What is needed: Across the entries, how many lines have the string "Roteal" in them? Reply with only a number.

— start of Materials provided —

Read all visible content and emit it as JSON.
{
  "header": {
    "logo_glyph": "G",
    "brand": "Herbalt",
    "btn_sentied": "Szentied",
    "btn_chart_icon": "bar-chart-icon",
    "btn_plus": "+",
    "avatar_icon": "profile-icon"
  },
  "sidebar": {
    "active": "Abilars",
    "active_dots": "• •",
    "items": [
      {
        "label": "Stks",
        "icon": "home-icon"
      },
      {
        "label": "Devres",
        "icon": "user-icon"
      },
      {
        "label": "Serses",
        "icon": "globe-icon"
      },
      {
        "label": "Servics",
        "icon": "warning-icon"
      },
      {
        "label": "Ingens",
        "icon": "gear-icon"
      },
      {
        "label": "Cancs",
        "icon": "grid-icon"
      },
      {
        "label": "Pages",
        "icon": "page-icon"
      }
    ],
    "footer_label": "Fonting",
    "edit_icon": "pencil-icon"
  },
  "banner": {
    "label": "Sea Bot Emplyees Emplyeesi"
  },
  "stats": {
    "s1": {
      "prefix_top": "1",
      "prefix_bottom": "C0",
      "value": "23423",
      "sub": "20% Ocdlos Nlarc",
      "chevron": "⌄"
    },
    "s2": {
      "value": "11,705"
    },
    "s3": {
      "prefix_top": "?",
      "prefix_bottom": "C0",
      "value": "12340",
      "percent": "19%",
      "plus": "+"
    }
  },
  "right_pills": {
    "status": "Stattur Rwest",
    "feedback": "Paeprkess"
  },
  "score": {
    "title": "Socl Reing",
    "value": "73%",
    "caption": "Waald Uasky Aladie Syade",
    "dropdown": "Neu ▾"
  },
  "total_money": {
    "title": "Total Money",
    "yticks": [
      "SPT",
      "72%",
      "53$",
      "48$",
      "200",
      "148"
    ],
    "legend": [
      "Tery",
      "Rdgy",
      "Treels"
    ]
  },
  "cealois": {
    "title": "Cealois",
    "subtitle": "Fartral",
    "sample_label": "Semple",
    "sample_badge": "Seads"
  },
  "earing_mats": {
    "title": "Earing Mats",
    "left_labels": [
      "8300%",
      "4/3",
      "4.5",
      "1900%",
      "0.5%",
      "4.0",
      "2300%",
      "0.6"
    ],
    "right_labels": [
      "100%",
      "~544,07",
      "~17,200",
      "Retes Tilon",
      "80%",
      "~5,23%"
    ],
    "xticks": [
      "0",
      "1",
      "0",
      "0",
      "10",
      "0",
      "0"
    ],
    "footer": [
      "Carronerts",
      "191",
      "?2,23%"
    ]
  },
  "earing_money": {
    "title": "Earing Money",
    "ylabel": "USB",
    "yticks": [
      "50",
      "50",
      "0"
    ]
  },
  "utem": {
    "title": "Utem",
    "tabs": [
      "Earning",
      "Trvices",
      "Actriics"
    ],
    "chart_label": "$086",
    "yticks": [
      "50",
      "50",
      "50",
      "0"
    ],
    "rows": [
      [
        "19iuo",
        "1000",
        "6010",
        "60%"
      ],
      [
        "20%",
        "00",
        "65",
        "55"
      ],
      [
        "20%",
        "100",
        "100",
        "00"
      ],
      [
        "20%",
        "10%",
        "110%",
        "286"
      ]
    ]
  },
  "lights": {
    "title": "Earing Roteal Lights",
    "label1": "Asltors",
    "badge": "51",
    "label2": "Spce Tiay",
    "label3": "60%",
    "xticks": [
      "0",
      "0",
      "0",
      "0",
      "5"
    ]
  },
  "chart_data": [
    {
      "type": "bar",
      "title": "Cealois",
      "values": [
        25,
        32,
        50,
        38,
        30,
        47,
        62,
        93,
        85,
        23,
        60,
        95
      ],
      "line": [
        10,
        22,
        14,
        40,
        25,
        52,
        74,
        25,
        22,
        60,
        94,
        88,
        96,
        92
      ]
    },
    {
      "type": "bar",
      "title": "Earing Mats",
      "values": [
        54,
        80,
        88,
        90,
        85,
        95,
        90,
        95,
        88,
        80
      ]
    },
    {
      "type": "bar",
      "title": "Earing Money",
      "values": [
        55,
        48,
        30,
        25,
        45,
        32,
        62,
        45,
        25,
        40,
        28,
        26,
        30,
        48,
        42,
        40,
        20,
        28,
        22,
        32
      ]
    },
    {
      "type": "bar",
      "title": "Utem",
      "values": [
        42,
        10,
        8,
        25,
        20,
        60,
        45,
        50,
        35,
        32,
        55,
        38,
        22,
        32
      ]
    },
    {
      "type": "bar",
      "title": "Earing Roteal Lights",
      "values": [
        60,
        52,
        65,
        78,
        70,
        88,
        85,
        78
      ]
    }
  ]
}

— end of Materials provided —

Finished exercise: 2